Collected data:
================

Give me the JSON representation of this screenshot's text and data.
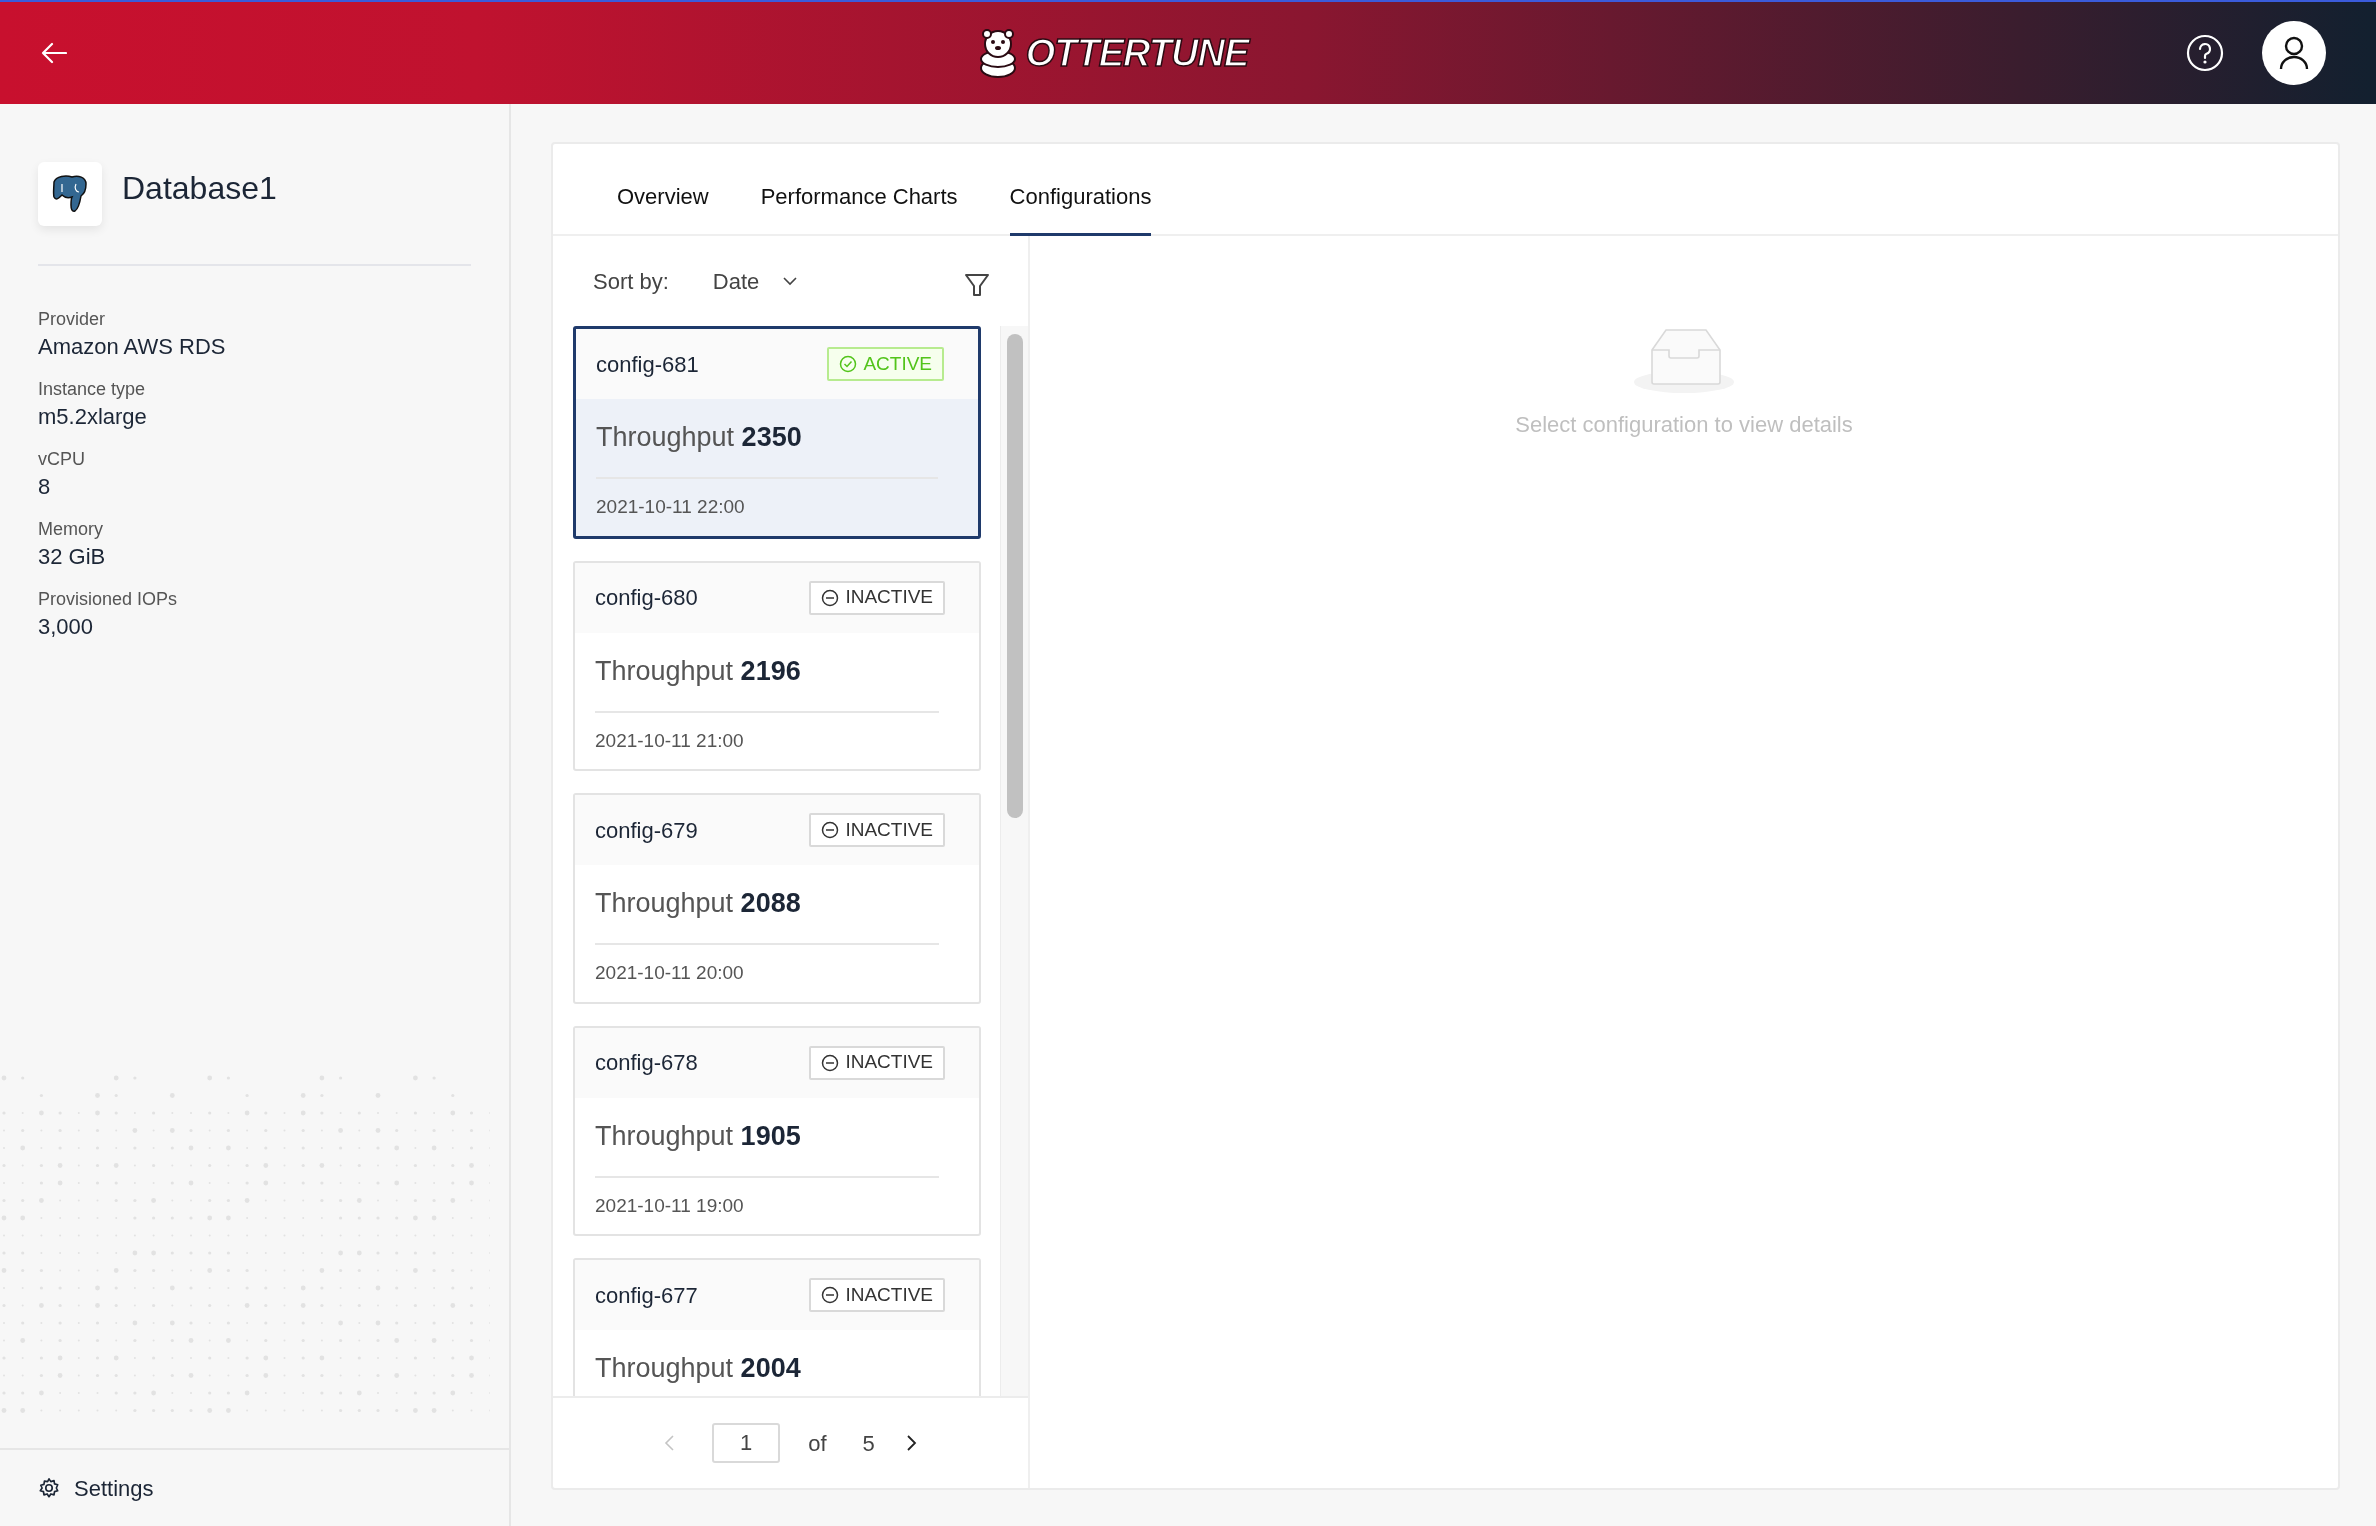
{
  "header": {
    "logo_text": "OTTERTUNE"
  },
  "database": {
    "name": "Database1",
    "details": [
      {
        "label": "Provider",
        "value": "Amazon AWS RDS"
      },
      {
        "label": "Instance type",
        "value": "m5.2xlarge"
      },
      {
        "label": "vCPU",
        "value": "8"
      },
      {
        "label": "Memory",
        "value": "32 GiB"
      },
      {
        "label": "Provisioned IOPs",
        "value": "3,000"
      }
    ]
  },
  "sidebar_footer": {
    "label": "Settings"
  },
  "tabs": [
    {
      "label": "Overview",
      "selected": false
    },
    {
      "label": "Performance Charts",
      "selected": false
    },
    {
      "label": "Configurations",
      "selected": true
    }
  ],
  "sort": {
    "label": "Sort by:",
    "value": "Date"
  },
  "configs": [
    {
      "name": "config-681",
      "kind": "active",
      "status_label": "ACTIVE",
      "throughput_label": "Throughput",
      "throughput": "2350",
      "date": "2021-10-11 22:00",
      "selected": true
    },
    {
      "name": "config-680",
      "kind": "inactive",
      "status_label": "INACTIVE",
      "throughput_label": "Throughput",
      "throughput": "2196",
      "date": "2021-10-11 21:00",
      "selected": false
    },
    {
      "name": "config-679",
      "kind": "inactive",
      "status_label": "INACTIVE",
      "throughput_label": "Throughput",
      "throughput": "2088",
      "date": "2021-10-11 20:00",
      "selected": false
    },
    {
      "name": "config-678",
      "kind": "inactive",
      "status_label": "INACTIVE",
      "throughput_label": "Throughput",
      "throughput": "1905",
      "date": "2021-10-11 19:00",
      "selected": false
    },
    {
      "name": "config-677",
      "kind": "inactive",
      "status_label": "INACTIVE",
      "throughput_label": "Throughput",
      "throughput": "2004",
      "selected": false
    }
  ],
  "pagination": {
    "page": "1",
    "of_label": "of",
    "total": "5"
  },
  "empty_state": {
    "message": "Select configuration to view details"
  }
}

================

■ Aim
Using the records above, select and copy every line that has the word "name".

■ Complete output
    "name": "Database1",
      "name": "config-681",
      "name": "config-680",
      "name": "config-679",
      "name": "config-678",
      "name": "config-677",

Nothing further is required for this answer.